Data section ::
▬▬▬▬▬▬▬▬▬▬

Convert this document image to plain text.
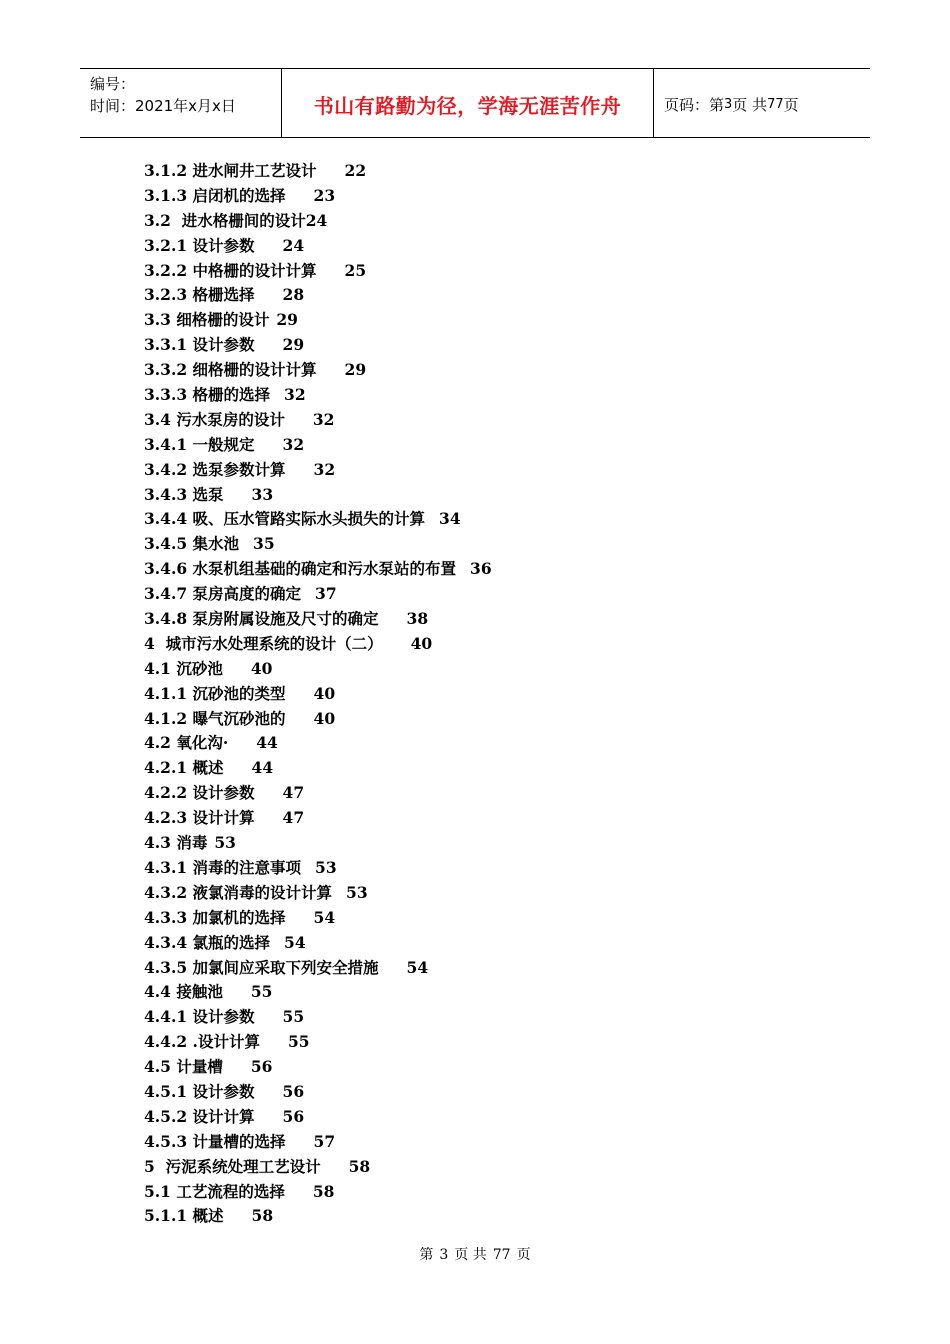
编号：
时间：2021年x月x日	书山有路勤为径，学海无涯苦作舟	页码：第 3 页 共 77 页
3.1.2 进水闸井工艺设计 22
3.1.3 启闭机的选择 23
3.2  进水格栅间的设计24
3.2.1 设计参数 24
3.2.2 中格栅的设计计算 25
3.2.3 格栅选择 28
3.3 细格栅的设计 29
3.3.1 设计参数 29
3.3.2 细格栅的设计计算 29
3.3.3 格栅的选择 32
3.4 污水泵房的设计 32
3.4.1 一般规定 32
3.4.2 选泵参数计算 32
3.4.3 选泵 33
3.4.4 吸、压水管路实际水头损失的计算 34
3.4.5 集水池 35
3.4.6 水泵机组基础的确定和污水泵站的布置 36
3.4.7 泵房高度的确定 37
3.4.8 泵房附属设施及尺寸的确定 38
4  城市污水处理系统的设计（二） 40
4.1 沉砂池 40
4.1.1 沉砂池的类型 40
4.1.2 曝气沉砂池的 40
4.2 氧化沟· 44
4.2.1 概述 44
4.2.2 设计参数 47
4.2.3 设计计算 47
4.3 消毒 53
4.3.1 消毒的注意事项 53
4.3.2 液氯消毒的设计计算 53
4.3.3 加氯机的选择 54
4.3.4 氯瓶的选择 54
4.3.5 加氯间应采取下列安全措施 54
4.4 接触池 55
4.4.1 设计参数 55
4.4.2 .设计计算 55
4.5 计量槽 56
4.5.1 设计参数 56
4.5.2 设计计算 56
4.5.3 计量槽的选择 57
5  污泥系统处理工艺设计 58
5.1 工艺流程的选择 58
5.1.1 概述 58
第 3 页 共 77 页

▬▬▬▬▬▬▬▬▬▬

Instruction ::
Do not copy the pictures, but repeat every line exactly.

Answer to the exercise ::
Convert this document image to plain text.
编号：
时间：2021年x月x日	书山有路勤为径，学海无涯苦作舟	页码：第 3 页 共 77 页
3.1.2 进水闸井工艺设计 22
3.1.3 启闭机的选择 23
3.2  进水格栅间的设计24
3.2.1 设计参数 24
3.2.2 中格栅的设计计算 25
3.2.3 格栅选择 28
3.3 细格栅的设计 29
3.3.1 设计参数 29
3.3.2 细格栅的设计计算 29
3.3.3 格栅的选择 32
3.4 污水泵房的设计 32
3.4.1 一般规定 32
3.4.2 选泵参数计算 32
3.4.3 选泵 33
3.4.4 吸、压水管路实际水头损失的计算 34
3.4.5 集水池 35
3.4.6 水泵机组基础的确定和污水泵站的布置 36
3.4.7 泵房高度的确定 37
3.4.8 泵房附属设施及尺寸的确定 38
4  城市污水处理系统的设计（二） 40
4.1 沉砂池 40
4.1.1 沉砂池的类型 40
4.1.2 曝气沉砂池的 40
4.2 氧化沟· 44
4.2.1 概述 44
4.2.2 设计参数 47
4.2.3 设计计算 47
4.3 消毒 53
4.3.1 消毒的注意事项 53
4.3.2 液氯消毒的设计计算 53
4.3.3 加氯机的选择 54
4.3.4 氯瓶的选择 54
4.3.5 加氯间应采取下列安全措施 54
4.4 接触池 55
4.4.1 设计参数 55
4.4.2 .设计计算 55
4.5 计量槽 56
4.5.1 设计参数 56
4.5.2 设计计算 56
4.5.3 计量槽的选择 57
5  污泥系统处理工艺设计 58
5.1 工艺流程的选择 58
5.1.1 概述 58
第 3 页 共 77 页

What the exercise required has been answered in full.